■ **Set exercise**
Exclude all pictures, then copy each of the records exactly as written.

■ **Extracted data**
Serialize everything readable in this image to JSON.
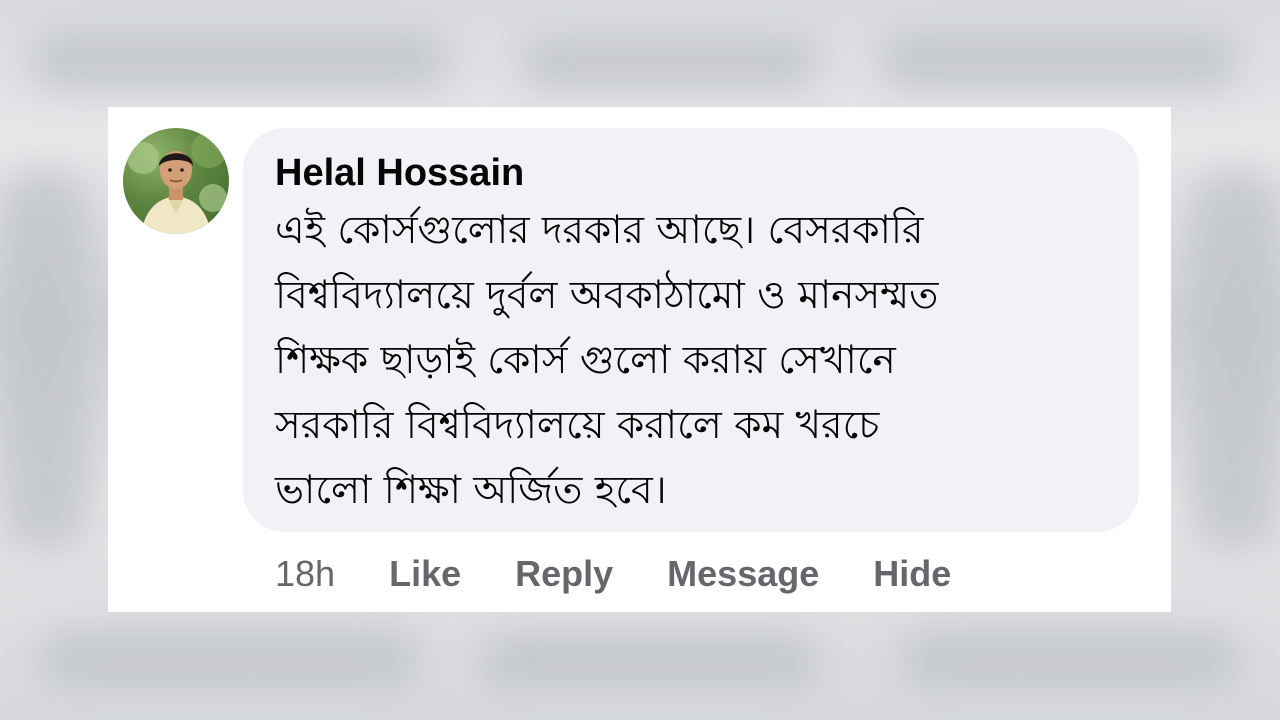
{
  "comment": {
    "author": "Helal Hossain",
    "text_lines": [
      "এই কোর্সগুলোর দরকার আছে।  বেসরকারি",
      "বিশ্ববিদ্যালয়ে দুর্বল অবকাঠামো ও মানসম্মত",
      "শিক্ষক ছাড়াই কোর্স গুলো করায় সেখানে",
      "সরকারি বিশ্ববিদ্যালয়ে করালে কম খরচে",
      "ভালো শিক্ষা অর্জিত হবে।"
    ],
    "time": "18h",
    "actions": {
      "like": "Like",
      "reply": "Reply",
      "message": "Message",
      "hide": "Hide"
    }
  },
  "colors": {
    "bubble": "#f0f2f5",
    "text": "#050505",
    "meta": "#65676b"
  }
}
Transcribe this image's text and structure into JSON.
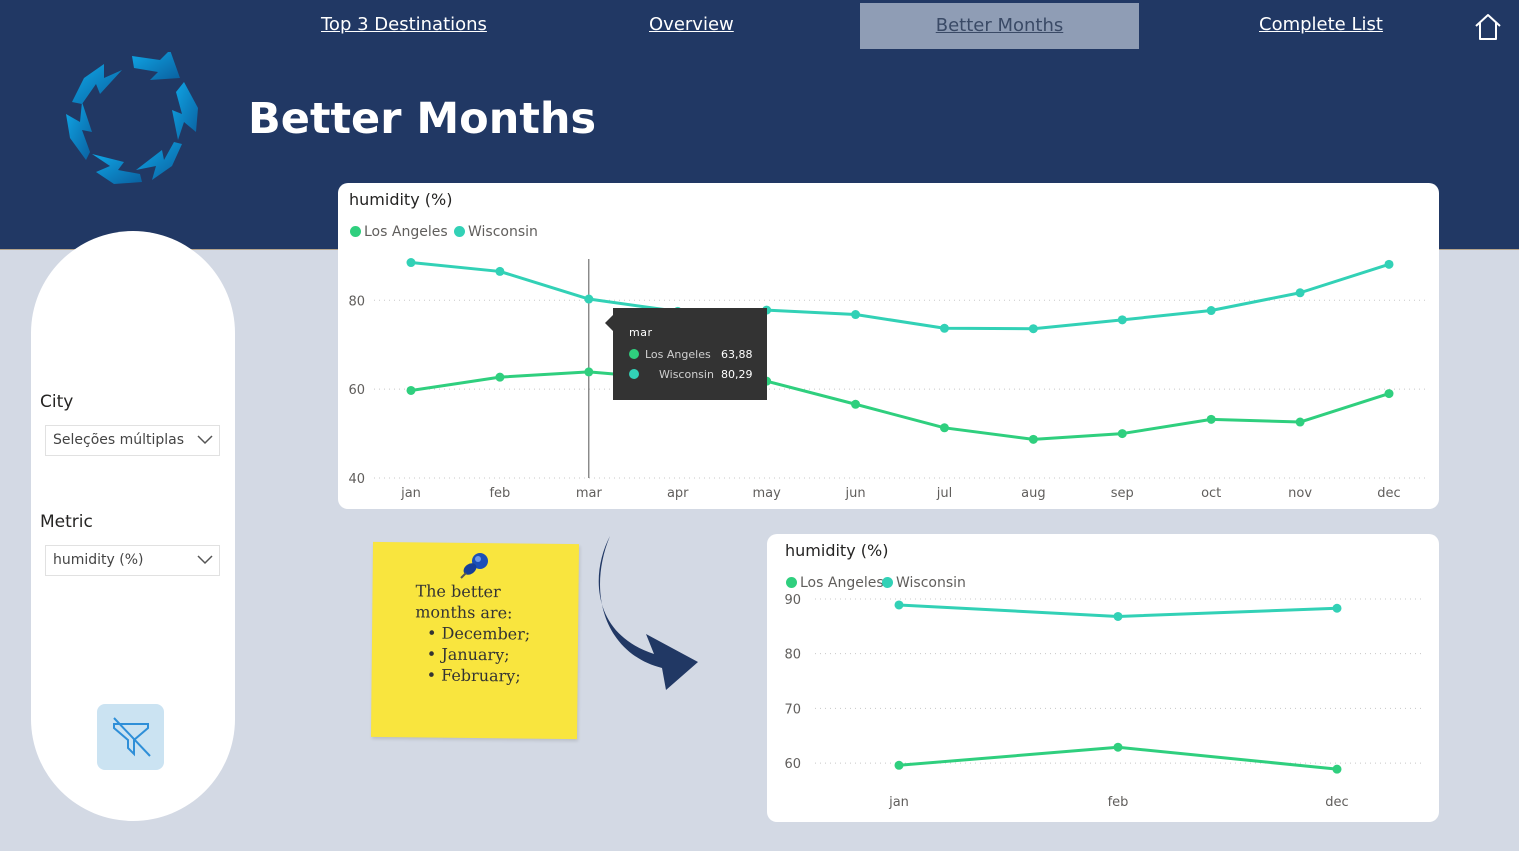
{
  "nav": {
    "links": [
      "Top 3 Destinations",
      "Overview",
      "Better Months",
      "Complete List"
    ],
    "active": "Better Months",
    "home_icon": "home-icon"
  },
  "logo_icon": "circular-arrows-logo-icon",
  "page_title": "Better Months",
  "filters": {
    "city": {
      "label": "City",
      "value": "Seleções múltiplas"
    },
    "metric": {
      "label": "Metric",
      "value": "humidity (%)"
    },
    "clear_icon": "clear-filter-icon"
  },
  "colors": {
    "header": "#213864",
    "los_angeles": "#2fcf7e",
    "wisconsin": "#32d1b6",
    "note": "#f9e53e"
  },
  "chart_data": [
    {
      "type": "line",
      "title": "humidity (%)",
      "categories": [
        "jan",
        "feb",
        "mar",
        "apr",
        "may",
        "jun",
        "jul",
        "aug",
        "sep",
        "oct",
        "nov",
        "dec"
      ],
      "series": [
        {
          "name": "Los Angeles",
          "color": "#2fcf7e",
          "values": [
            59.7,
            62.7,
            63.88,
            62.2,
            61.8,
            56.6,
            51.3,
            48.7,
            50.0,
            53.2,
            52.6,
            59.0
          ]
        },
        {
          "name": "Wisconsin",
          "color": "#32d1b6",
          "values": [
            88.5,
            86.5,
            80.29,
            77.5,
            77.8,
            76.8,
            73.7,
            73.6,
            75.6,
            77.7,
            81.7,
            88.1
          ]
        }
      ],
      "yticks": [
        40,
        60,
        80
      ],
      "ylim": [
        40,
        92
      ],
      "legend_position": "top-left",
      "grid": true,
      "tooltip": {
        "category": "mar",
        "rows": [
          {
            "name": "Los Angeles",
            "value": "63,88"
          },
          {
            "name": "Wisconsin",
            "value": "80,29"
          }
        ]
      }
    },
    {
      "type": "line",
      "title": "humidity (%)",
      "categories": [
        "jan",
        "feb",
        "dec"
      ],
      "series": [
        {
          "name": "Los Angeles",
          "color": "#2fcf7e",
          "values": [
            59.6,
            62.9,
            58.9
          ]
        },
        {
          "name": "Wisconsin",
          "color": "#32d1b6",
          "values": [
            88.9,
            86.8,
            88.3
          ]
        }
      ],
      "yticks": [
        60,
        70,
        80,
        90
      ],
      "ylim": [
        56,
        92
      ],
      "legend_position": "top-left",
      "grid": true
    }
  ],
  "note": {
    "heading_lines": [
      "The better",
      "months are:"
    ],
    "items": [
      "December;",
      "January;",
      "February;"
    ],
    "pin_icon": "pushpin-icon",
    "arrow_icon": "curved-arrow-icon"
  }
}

■ **Reply to the exercise**
Serialize everything readable in this image to JSON.
{
  "comment": {
    "author": "Helal Hossain",
    "text_lines": [
      "এই কোর্সগুলোর দরকার আছে।  বেসরকারি",
      "বিশ্ববিদ্যালয়ে দুর্বল অবকাঠামো ও মানসম্মত",
      "শিক্ষক ছাড়াই কোর্স গুলো করায় সেখানে",
      "সরকারি বিশ্ববিদ্যালয়ে করালে কম খরচে",
      "ভালো শিক্ষা অর্জিত হবে।"
    ],
    "time": "18h",
    "actions": {
      "like": "Like",
      "reply": "Reply",
      "message": "Message",
      "hide": "Hide"
    }
  },
  "colors": {
    "bubble": "#f0f2f5",
    "text": "#050505",
    "meta": "#65676b"
  }
}
Transcribe this image's text and structure into JSON.
{
  "nav": {
    "links": [
      "Top 3 Destinations",
      "Overview",
      "Better Months",
      "Complete List"
    ],
    "active": "Better Months",
    "home_icon": "home-icon"
  },
  "logo_icon": "circular-arrows-logo-icon",
  "page_title": "Better Months",
  "filters": {
    "city": {
      "label": "City",
      "value": "Seleções múltiplas"
    },
    "metric": {
      "label": "Metric",
      "value": "humidity (%)"
    },
    "clear_icon": "clear-filter-icon"
  },
  "colors": {
    "header": "#213864",
    "los_angeles": "#2fcf7e",
    "wisconsin": "#32d1b6",
    "note": "#f9e53e"
  },
  "chart_data": [
    {
      "type": "line",
      "title": "humidity (%)",
      "categories": [
        "jan",
        "feb",
        "mar",
        "apr",
        "may",
        "jun",
        "jul",
        "aug",
        "sep",
        "oct",
        "nov",
        "dec"
      ],
      "series": [
        {
          "name": "Los Angeles",
          "color": "#2fcf7e",
          "values": [
            59.7,
            62.7,
            63.88,
            62.2,
            61.8,
            56.6,
            51.3,
            48.7,
            50.0,
            53.2,
            52.6,
            59.0
          ]
        },
        {
          "name": "Wisconsin",
          "color": "#32d1b6",
          "values": [
            88.5,
            86.5,
            80.29,
            77.5,
            77.8,
            76.8,
            73.7,
            73.6,
            75.6,
            77.7,
            81.7,
            88.1
          ]
        }
      ],
      "yticks": [
        40,
        60,
        80
      ],
      "ylim": [
        40,
        92
      ],
      "legend_position": "top-left",
      "grid": true,
      "tooltip": {
        "category": "mar",
        "rows": [
          {
            "name": "Los Angeles",
            "value": "63,88"
          },
          {
            "name": "Wisconsin",
            "value": "80,29"
          }
        ]
      }
    },
    {
      "type": "line",
      "title": "humidity (%)",
      "categories": [
        "jan",
        "feb",
        "dec"
      ],
      "series": [
        {
          "name": "Los Angeles",
          "color": "#2fcf7e",
          "values": [
            59.6,
            62.9,
            58.9
          ]
        },
        {
          "name": "Wisconsin",
          "color": "#32d1b6",
          "values": [
            88.9,
            86.8,
            88.3
          ]
        }
      ],
      "yticks": [
        60,
        70,
        80,
        90
      ],
      "ylim": [
        56,
        92
      ],
      "legend_position": "top-left",
      "grid": true
    }
  ],
  "note": {
    "heading_lines": [
      "The better",
      "months are:"
    ],
    "items": [
      "December;",
      "January;",
      "February;"
    ],
    "pin_icon": "pushpin-icon",
    "arrow_icon": "curved-arrow-icon"
  }
}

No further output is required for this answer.